■ Exercise requirements
Be exact. Print each record as it stands.

Content starts

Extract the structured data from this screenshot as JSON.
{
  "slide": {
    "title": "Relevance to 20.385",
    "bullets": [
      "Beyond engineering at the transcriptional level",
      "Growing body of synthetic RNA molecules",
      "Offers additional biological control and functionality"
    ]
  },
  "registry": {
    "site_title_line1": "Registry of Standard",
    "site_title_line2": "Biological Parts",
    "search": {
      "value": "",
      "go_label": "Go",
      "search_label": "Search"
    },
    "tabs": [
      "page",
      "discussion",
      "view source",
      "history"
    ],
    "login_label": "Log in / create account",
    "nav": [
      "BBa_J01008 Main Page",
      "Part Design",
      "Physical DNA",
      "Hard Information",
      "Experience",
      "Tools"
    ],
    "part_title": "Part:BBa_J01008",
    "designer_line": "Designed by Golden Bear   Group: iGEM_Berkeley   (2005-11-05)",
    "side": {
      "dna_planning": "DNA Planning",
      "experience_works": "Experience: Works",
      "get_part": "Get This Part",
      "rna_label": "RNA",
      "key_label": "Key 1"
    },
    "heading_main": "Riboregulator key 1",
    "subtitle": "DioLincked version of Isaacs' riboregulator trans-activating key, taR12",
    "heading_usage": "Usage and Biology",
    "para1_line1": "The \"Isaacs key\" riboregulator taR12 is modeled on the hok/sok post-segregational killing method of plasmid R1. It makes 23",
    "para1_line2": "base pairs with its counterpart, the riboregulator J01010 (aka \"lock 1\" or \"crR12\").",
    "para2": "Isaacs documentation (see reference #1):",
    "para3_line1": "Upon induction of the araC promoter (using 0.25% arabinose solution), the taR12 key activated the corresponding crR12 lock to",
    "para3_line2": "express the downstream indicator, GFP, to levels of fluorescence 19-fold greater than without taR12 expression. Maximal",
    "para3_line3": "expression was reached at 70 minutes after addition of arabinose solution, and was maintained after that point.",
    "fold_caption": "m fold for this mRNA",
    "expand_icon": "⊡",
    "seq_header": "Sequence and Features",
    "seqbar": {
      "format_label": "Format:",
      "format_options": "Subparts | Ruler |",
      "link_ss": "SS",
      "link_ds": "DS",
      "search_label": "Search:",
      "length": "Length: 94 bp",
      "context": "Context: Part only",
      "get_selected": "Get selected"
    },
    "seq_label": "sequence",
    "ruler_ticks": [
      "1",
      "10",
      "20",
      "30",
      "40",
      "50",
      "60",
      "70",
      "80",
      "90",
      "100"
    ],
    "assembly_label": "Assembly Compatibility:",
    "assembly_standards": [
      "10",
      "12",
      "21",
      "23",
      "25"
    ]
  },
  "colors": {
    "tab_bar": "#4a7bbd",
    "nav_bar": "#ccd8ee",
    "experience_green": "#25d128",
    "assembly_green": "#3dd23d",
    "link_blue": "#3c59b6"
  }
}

Content ends

■ Solution
Extract the structured data from this screenshot as JSON.
{
  "slide": {
    "title": "Relevance to 20.385",
    "bullets": [
      "Beyond engineering at the transcriptional level",
      "Growing body of synthetic RNA molecules",
      "Offers additional biological control and functionality"
    ]
  },
  "registry": {
    "site_title_line1": "Registry of Standard",
    "site_title_line2": "Biological Parts",
    "search": {
      "value": "",
      "go_label": "Go",
      "search_label": "Search"
    },
    "tabs": [
      "page",
      "discussion",
      "view source",
      "history"
    ],
    "login_label": "Log in / create account",
    "nav": [
      "BBa_J01008 Main Page",
      "Part Design",
      "Physical DNA",
      "Hard Information",
      "Experience",
      "Tools"
    ],
    "part_title": "Part:BBa_J01008",
    "designer_line": "Designed by Golden Bear   Group: iGEM_Berkeley   (2005-11-05)",
    "side": {
      "dna_planning": "DNA Planning",
      "experience_works": "Experience: Works",
      "get_part": "Get This Part",
      "rna_label": "RNA",
      "key_label": "Key 1"
    },
    "heading_main": "Riboregulator key 1",
    "subtitle": "DioLincked version of Isaacs' riboregulator trans-activating key, taR12",
    "heading_usage": "Usage and Biology",
    "para1_line1": "The \"Isaacs key\" riboregulator taR12 is modeled on the hok/sok post-segregational killing method of plasmid R1. It makes 23",
    "para1_line2": "base pairs with its counterpart, the riboregulator J01010 (aka \"lock 1\" or \"crR12\").",
    "para2": "Isaacs documentation (see reference #1):",
    "para3_line1": "Upon induction of the araC promoter (using 0.25% arabinose solution), the taR12 key activated the corresponding crR12 lock to",
    "para3_line2": "express the downstream indicator, GFP, to levels of fluorescence 19-fold greater than without taR12 expression. Maximal",
    "para3_line3": "expression was reached at 70 minutes after addition of arabinose solution, and was maintained after that point.",
    "fold_caption": "m fold for this mRNA",
    "expand_icon": "⊡",
    "seq_header": "Sequence and Features",
    "seqbar": {
      "format_label": "Format:",
      "format_options": "Subparts | Ruler |",
      "link_ss": "SS",
      "link_ds": "DS",
      "search_label": "Search:",
      "length": "Length: 94 bp",
      "context": "Context: Part only",
      "get_selected": "Get selected"
    },
    "seq_label": "sequence",
    "ruler_ticks": [
      "1",
      "10",
      "20",
      "30",
      "40",
      "50",
      "60",
      "70",
      "80",
      "90",
      "100"
    ],
    "assembly_label": "Assembly Compatibility:",
    "assembly_standards": [
      "10",
      "12",
      "21",
      "23",
      "25"
    ]
  },
  "colors": {
    "tab_bar": "#4a7bbd",
    "nav_bar": "#ccd8ee",
    "experience_green": "#25d128",
    "assembly_green": "#3dd23d",
    "link_blue": "#3c59b6"
  }
}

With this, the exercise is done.